==== Available records ====

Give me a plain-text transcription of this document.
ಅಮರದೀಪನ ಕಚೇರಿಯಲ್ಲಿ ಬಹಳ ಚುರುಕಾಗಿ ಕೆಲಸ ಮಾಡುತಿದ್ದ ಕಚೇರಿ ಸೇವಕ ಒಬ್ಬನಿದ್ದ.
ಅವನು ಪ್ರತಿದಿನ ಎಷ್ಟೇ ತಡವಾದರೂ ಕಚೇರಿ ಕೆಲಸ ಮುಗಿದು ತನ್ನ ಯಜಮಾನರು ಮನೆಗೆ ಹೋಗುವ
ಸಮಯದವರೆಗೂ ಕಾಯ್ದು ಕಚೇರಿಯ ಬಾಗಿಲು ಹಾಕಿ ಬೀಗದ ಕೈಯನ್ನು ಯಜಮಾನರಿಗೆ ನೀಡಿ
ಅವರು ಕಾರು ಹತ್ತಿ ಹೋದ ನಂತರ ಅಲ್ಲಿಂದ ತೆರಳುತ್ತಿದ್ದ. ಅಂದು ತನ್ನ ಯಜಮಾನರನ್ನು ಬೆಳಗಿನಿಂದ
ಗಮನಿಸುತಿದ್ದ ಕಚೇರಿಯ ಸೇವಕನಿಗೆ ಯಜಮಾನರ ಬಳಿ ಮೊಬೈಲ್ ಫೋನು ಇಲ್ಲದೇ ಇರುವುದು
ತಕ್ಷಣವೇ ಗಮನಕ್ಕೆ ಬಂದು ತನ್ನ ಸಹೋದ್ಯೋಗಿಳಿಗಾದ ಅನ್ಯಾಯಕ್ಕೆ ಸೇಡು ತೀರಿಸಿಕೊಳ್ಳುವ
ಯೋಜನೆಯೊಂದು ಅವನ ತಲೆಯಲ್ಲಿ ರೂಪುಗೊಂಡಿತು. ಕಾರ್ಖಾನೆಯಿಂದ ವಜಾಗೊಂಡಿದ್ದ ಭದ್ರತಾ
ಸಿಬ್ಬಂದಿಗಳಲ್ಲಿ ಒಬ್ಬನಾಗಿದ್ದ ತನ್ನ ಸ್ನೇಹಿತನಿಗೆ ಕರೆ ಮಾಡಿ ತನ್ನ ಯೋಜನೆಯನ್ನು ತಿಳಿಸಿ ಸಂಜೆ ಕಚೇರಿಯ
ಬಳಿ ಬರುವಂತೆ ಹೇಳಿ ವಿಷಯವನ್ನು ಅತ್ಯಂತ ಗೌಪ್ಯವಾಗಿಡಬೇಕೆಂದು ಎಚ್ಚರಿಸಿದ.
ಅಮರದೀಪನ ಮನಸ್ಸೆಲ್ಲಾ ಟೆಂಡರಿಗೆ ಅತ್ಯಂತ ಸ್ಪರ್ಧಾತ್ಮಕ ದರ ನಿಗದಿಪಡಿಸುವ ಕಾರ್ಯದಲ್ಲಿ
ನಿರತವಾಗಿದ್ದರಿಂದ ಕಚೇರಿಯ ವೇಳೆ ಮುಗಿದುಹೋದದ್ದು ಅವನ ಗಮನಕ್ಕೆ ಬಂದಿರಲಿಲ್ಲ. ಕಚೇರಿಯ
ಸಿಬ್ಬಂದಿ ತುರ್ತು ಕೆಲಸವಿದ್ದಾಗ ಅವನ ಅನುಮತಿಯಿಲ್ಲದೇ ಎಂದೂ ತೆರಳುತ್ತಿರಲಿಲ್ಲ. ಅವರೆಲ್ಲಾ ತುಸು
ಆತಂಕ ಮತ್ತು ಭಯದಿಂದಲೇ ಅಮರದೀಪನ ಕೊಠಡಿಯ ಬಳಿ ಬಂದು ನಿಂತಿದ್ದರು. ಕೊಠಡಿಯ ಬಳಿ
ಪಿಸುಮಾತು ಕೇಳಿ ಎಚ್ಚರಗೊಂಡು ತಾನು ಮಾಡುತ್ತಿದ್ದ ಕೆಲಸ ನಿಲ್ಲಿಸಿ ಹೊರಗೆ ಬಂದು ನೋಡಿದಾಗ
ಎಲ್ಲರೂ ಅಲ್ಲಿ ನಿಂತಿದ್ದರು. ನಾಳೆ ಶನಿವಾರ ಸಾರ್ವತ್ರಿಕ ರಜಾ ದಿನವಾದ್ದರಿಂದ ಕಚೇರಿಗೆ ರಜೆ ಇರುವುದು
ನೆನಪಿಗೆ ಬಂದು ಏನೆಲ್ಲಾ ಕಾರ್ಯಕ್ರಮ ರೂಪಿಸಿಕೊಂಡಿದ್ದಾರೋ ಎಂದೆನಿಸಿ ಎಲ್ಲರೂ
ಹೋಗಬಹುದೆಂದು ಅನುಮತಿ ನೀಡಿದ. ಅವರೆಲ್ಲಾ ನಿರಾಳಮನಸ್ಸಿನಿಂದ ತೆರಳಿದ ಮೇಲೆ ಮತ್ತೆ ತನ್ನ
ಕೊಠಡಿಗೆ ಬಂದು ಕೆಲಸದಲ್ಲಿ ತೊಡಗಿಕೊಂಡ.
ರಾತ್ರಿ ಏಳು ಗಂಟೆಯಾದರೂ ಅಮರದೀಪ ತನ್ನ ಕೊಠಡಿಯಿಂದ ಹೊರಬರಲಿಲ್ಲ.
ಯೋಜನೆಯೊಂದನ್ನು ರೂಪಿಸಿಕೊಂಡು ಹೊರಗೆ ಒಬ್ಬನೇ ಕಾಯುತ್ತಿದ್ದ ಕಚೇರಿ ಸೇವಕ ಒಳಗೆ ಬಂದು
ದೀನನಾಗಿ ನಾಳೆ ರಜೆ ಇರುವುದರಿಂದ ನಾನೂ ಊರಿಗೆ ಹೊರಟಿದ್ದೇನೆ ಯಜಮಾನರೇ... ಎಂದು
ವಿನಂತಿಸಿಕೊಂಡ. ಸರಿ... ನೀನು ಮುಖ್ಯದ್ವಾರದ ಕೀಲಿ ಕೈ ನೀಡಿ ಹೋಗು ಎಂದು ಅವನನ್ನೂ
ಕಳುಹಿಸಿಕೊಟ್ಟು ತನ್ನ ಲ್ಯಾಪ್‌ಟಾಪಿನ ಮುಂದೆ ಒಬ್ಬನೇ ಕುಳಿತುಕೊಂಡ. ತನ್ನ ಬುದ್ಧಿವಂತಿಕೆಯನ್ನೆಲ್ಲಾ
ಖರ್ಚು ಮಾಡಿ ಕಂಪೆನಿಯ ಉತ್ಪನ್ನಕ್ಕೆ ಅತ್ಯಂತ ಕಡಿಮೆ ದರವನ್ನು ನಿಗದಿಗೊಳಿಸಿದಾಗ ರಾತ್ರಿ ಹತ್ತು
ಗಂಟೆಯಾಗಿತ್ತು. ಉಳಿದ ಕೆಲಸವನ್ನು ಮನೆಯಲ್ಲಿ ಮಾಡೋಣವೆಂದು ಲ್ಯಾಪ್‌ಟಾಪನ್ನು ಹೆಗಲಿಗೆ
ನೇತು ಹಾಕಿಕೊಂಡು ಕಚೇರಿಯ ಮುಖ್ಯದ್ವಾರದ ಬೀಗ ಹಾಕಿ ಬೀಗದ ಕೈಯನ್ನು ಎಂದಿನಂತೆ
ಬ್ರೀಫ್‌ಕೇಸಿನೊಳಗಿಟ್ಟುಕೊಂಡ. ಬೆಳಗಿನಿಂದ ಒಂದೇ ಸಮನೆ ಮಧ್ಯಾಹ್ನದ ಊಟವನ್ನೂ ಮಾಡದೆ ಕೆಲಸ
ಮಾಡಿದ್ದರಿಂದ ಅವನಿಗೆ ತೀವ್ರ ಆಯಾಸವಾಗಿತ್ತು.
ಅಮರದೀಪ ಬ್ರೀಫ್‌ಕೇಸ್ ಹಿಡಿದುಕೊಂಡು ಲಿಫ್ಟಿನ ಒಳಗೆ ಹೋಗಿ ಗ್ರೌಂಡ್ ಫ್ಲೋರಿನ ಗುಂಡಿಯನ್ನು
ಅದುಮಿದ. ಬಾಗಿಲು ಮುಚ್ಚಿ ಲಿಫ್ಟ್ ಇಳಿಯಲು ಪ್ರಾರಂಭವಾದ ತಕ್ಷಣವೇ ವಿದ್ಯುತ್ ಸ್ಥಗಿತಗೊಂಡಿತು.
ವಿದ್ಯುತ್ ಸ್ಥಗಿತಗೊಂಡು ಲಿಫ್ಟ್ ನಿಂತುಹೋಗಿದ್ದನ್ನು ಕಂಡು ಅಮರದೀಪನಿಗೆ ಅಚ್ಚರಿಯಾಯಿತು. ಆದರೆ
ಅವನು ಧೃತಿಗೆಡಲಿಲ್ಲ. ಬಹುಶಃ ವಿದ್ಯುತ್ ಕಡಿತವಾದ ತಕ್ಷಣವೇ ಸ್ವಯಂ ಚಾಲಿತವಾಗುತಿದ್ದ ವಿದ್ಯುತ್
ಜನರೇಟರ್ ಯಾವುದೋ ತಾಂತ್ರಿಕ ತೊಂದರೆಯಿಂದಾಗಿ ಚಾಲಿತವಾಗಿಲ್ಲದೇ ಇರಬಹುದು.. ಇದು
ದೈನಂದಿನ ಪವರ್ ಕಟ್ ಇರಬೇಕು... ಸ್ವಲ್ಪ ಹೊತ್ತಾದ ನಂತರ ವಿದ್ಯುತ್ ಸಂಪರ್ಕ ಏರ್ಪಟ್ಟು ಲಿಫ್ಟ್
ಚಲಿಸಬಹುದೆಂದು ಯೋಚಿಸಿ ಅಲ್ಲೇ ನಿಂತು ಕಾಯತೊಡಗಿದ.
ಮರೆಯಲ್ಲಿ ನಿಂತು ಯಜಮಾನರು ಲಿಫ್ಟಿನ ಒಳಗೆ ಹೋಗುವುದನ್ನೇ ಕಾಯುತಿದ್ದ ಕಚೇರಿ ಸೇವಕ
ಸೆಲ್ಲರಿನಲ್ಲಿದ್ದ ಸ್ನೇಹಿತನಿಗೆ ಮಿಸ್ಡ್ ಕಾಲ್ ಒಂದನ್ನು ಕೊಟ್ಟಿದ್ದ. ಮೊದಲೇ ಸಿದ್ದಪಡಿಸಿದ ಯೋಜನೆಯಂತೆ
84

====

Look above for lines with the word "ಅಮರದ" and copy them all.

__Solution for this exercise__.
ಅಮರದೀಪನ ಕಚೇರಿಯಲ್ಲಿ ಬಹಳ ಚುರುಕಾಗಿ ಕೆಲಸ ಮಾಡುತಿದ್ದ ಕಚೇರಿ ಸೇವಕ ಒಬ್ಬನಿದ್ದ.
ಅಮರದೀಪನ ಮನಸ್ಸೆಲ್ಲಾ ಟೆಂಡರಿಗೆ ಅತ್ಯಂತ ಸ್ಪರ್ಧಾತ್ಮಕ ದರ ನಿಗದಿಪಡಿಸುವ ಕಾರ್ಯದಲ್ಲಿ
ಆತಂಕ ಮತ್ತು ಭಯದಿಂದಲೇ ಅಮರದೀಪನ ಕೊಠಡಿಯ ಬಳಿ ಬಂದು ನಿಂತಿದ್ದರು. ಕೊಠಡಿಯ ಬಳಿ
ರಾತ್ರಿ ಏಳು ಗಂಟೆಯಾದರೂ ಅಮರದೀಪ ತನ್ನ ಕೊಠಡಿಯಿಂದ ಹೊರಬರಲಿಲ್ಲ.
ಅಮರದೀಪ ಬ್ರೀಫ್‌ಕೇಸ್ ಹಿಡಿದುಕೊಂಡು ಲಿಫ್ಟಿನ ಒಳಗೆ ಹೋಗಿ ಗ್ರೌಂಡ್ ಫ್ಲೋರಿನ ಗುಂಡಿಯನ್ನು
ವಿದ್ಯುತ್ ಸ್ಥಗಿತಗೊಂಡು ಲಿಫ್ಟ್ ನಿಂತುಹೋಗಿದ್ದನ್ನು ಕಂಡು ಅಮರದೀಪನಿಗೆ ಅಚ್ಚರಿಯಾಯಿತು. ಆದರೆ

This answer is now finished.